== Data section ==

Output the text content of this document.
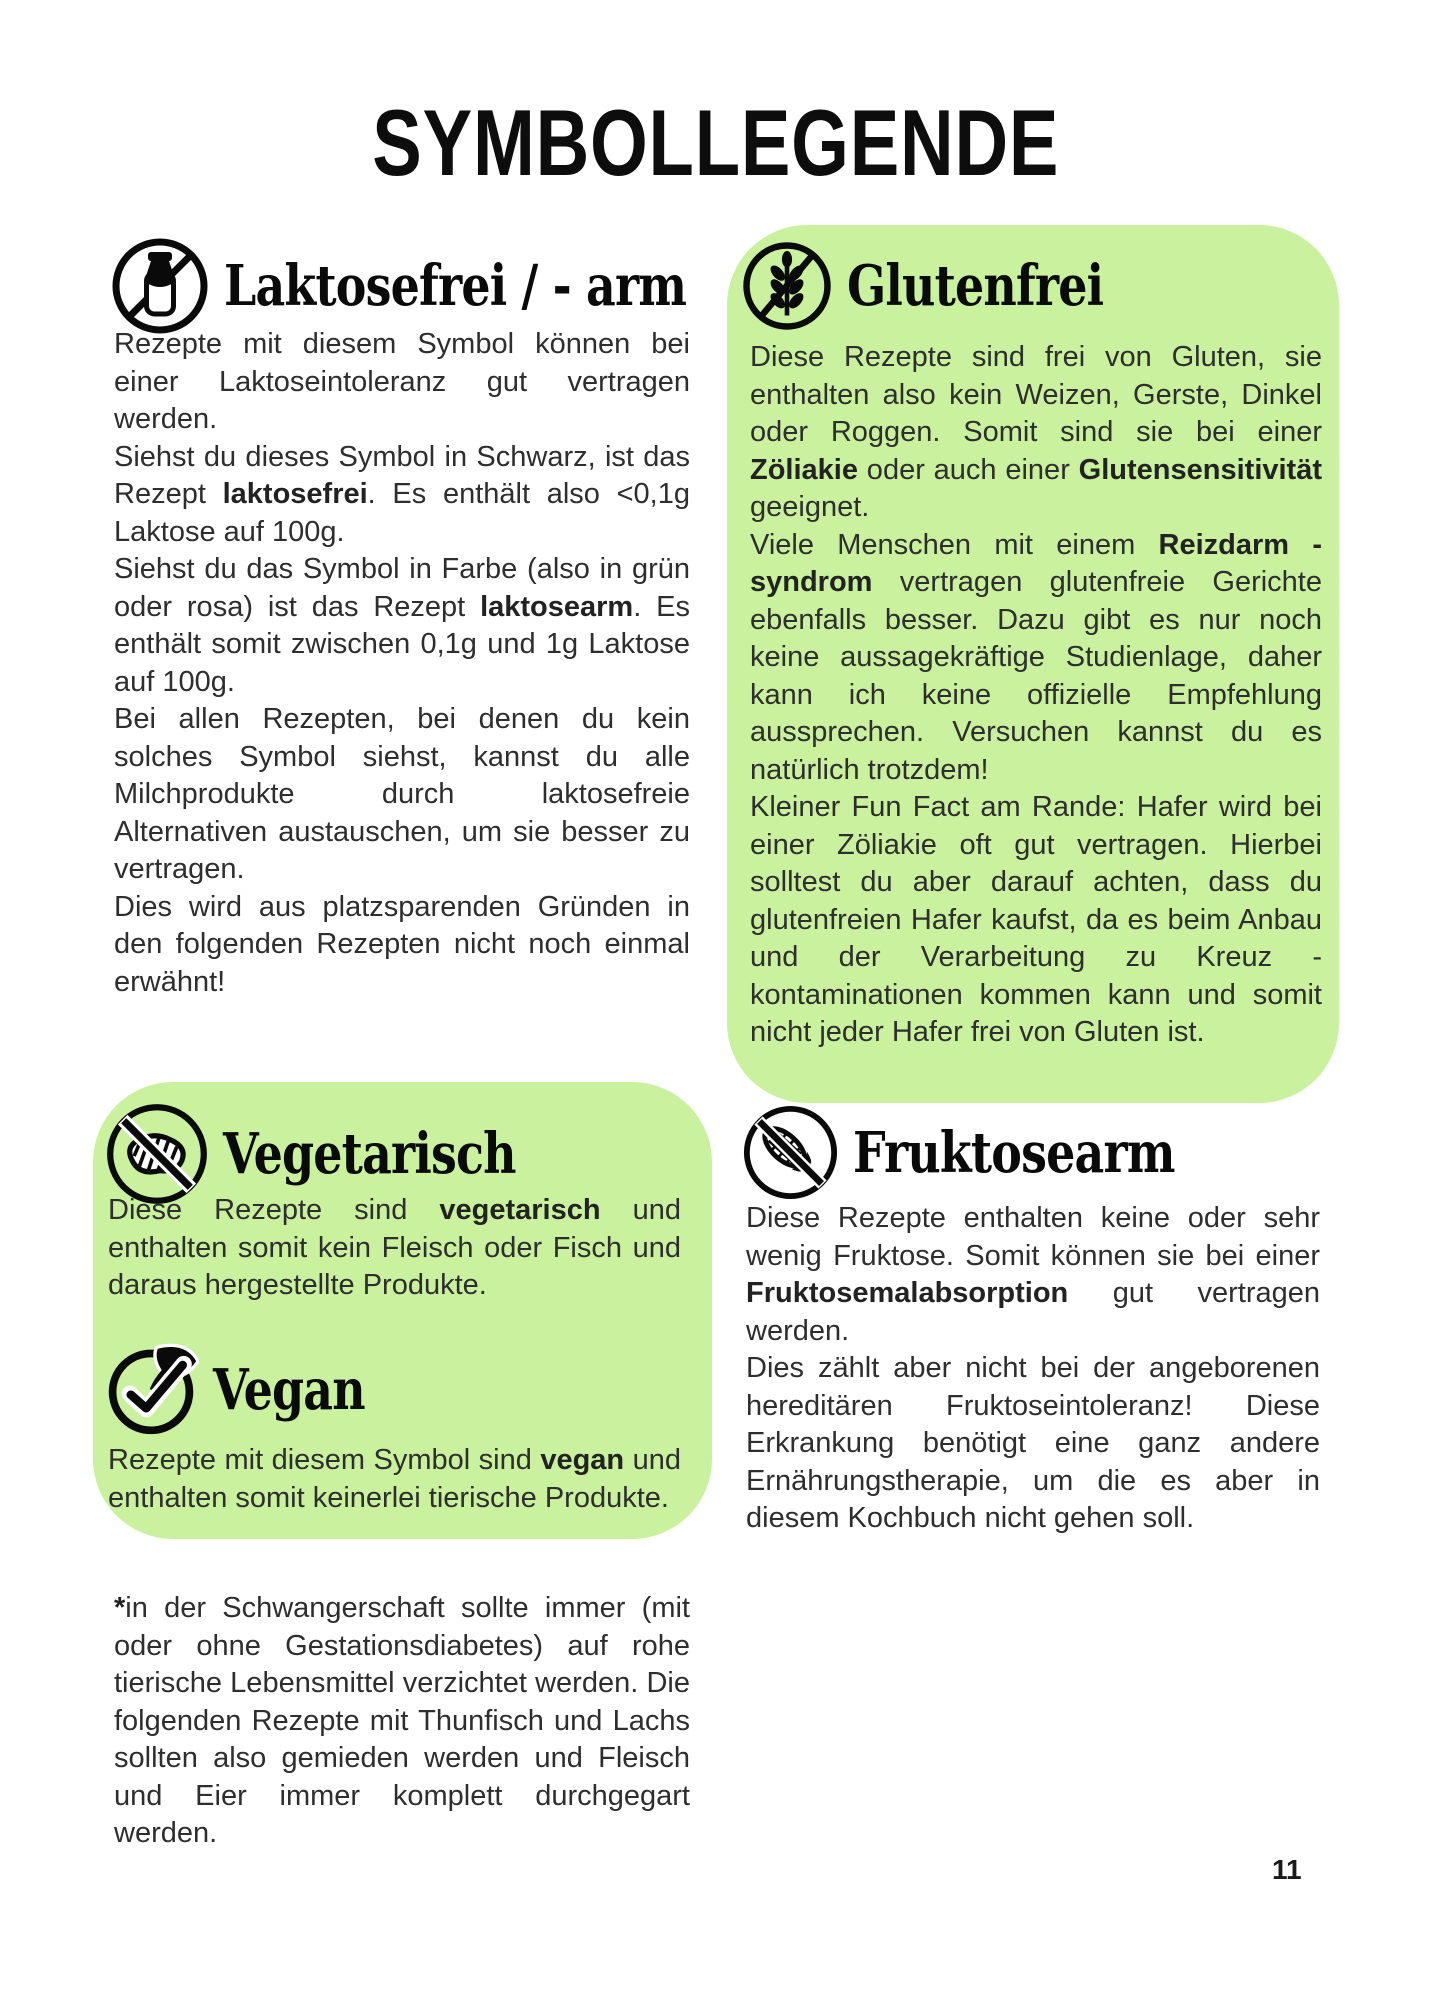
SYMBOLLEGENDE
Laktosefrei / - arm

Rezepte mit diesem Symbol können bei einer Laktoseintoleranz gut vertragen werden.

Siehst du dieses Symbol in Schwarz, ist das Rezept laktosefrei. Es enthält also <0,1g Laktose auf 100g.

Siehst du das Symbol in Farbe (also in grün oder rosa) ist das Rezept laktosearm. Es enthält somit zwischen 0,1g und 1g Laktose auf 100g.

Bei allen Rezepten, bei denen du kein solches Symbol siehst, kannst du alle Milchprodukte durch laktosefreie Alternativen austauschen, um sie besser zu vertragen.

Dies wird aus platzsparenden Gründen in den folgenden Rezepten nicht noch einmal erwähnt!

Glutenfrei

Diese Rezepte sind frei von Gluten, sie enthalten also kein Weizen, Gerste, Dinkel oder Roggen. Somit sind sie bei einer Zöliakie oder auch einer Glutensensitivität geeignet.

Viele Menschen mit einem Reizdarm - syndrom vertragen glutenfreie Gerichte ebenfalls besser. Dazu gibt es nur noch keine aussagekräftige Studienlage, daher kann ich keine offizielle Empfehlung aussprechen. Versuchen kannst du es natürlich trotzdem!

Kleiner Fun Fact am Rande: Hafer wird bei einer Zöliakie oft gut vertragen. Hierbei solltest du aber darauf achten, dass du glutenfreien Hafer kaufst, da es beim Anbau und der Verarbeitung zu Kreuz - kontaminationen kommen kann und somit nicht jeder Hafer frei von Gluten ist.

Vegetarisch

Diese Rezepte sind vegetarisch und enthalten somit kein Fleisch oder Fisch und daraus hergestellte Produkte.

Vegan

Rezepte mit diesem Symbol sind vegan und enthalten somit keinerlei tierische Produkte.

Fruktosearm

Diese Rezepte enthalten keine oder sehr wenig Fruktose. Somit können sie bei einer Fruktosemalabsorption gut vertragen werden.

Dies zählt aber nicht bei der angeborenen hereditären Fruktoseintoleranz! Diese Erkrankung benötigt eine ganz andere Ernährungstherapie, um die es aber in diesem Kochbuch nicht gehen soll.

*in der Schwangerschaft sollte immer (mit oder ohne Gestationsdiabetes) auf rohe tierische Lebensmittel verzichtet werden. Die folgenden Rezepte mit Thunfisch und Lachs sollten also gemieden werden und Fleisch und Eier immer komplett durchgegart werden.

11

===

> _Directions for this task_:
Tally the lines holding the string "diesem" and give only the count.

> _Response to this task_:
3